- **Input material**
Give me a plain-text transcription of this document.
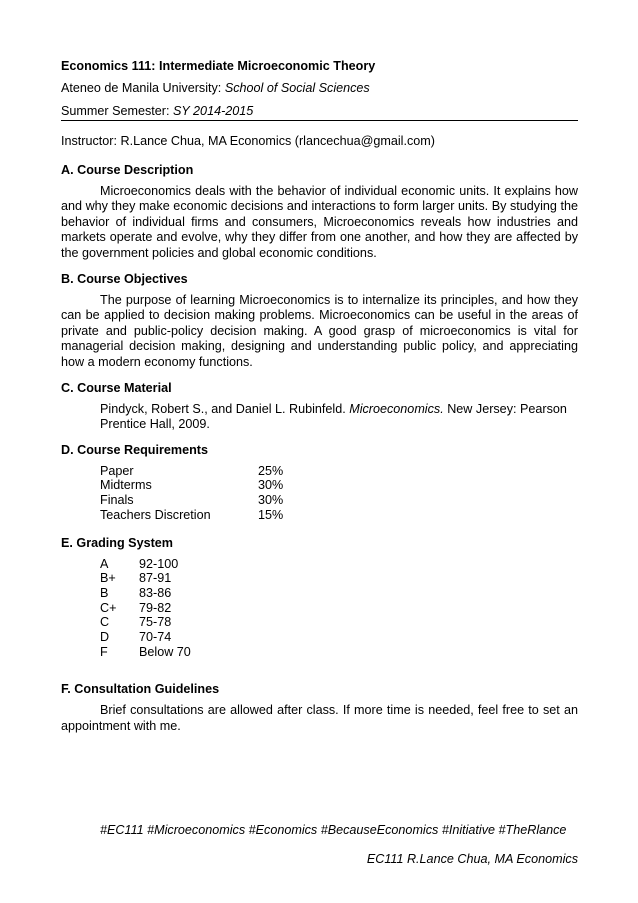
Economics 111: Intermediate Microeconomic Theory

Ateneo de Manila University: School of Social Sciences

Summer Semester: SY 2014-2015

Instructor: R.Lance Chua, MA Economics (rlancechua@gmail.com)

A. Course Description

Microeconomics deals with the behavior of individual economic units. It explains how and why they make economic decisions and interactions to form larger units. By studying the behavior of individual firms and consumers, Microeconomics reveals how industries and markets operate and evolve, why they differ from one another, and how they are affected by the government policies and global economic conditions.

B. Course Objectives

The purpose of learning Microeconomics is to internalize its principles, and how they can be applied to decision making problems. Microeconomics can be useful in the areas of private and public-policy decision making. A good grasp of microeconomics is vital for managerial decision making, designing and understanding public policy, and appreciating how a modern economy functions.

C. Course Material
Pindyck, Robert S., and Daniel L. Rubinfeld. Microeconomics. New Jersey: Pearson Prentice Hall, 2009.
D. Course Requirements
Paper	25%
Midterms	30%
Finals	30%
Teachers Discretion	15%
E. Grading System
A	92-100
B+	87-91
B	83-86
C+	79-82
C	75-78
D	70-74
F	Below 70
F. Consultation Guidelines

Brief consultations are allowed after class. If more time is needed, feel free to set an appointment with me.

#EC111 #Microeconomics #Economics #BecauseEconomics #Initiative #TheRlance
EC111 R.Lance Chua, MA Economics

- **Required work**
Reproduce each line word for word and drop the pictures.

- **Full solution**
Give me a plain-text transcription of this document.
Economics 111: Intermediate Microeconomic Theory

Ateneo de Manila University: School of Social Sciences

Summer Semester: SY 2014-2015

Instructor: R.Lance Chua, MA Economics (rlancechua@gmail.com)

A. Course Description

Microeconomics deals with the behavior of individual economic units. It explains how and why they make economic decisions and interactions to form larger units. By studying the behavior of individual firms and consumers, Microeconomics reveals how industries and markets operate and evolve, why they differ from one another, and how they are affected by the government policies and global economic conditions.

B. Course Objectives

The purpose of learning Microeconomics is to internalize its principles, and how they can be applied to decision making problems. Microeconomics can be useful in the areas of private and public-policy decision making. A good grasp of microeconomics is vital for managerial decision making, designing and understanding public policy, and appreciating how a modern economy functions.

C. Course Material
Pindyck, Robert S., and Daniel L. Rubinfeld. Microeconomics. New Jersey: Pearson Prentice Hall, 2009.
D. Course Requirements
Paper	25%
Midterms	30%
Finals	30%
Teachers Discretion	15%
E. Grading System
A	92-100
B+	87-91
B	83-86
C+	79-82
C	75-78
D	70-74
F	Below 70
F. Consultation Guidelines

Brief consultations are allowed after class. If more time is needed, feel free to set an appointment with me.

#EC111 #Microeconomics #Economics #BecauseEconomics #Initiative #TheRlance
EC111 R.Lance Chua, MA Economics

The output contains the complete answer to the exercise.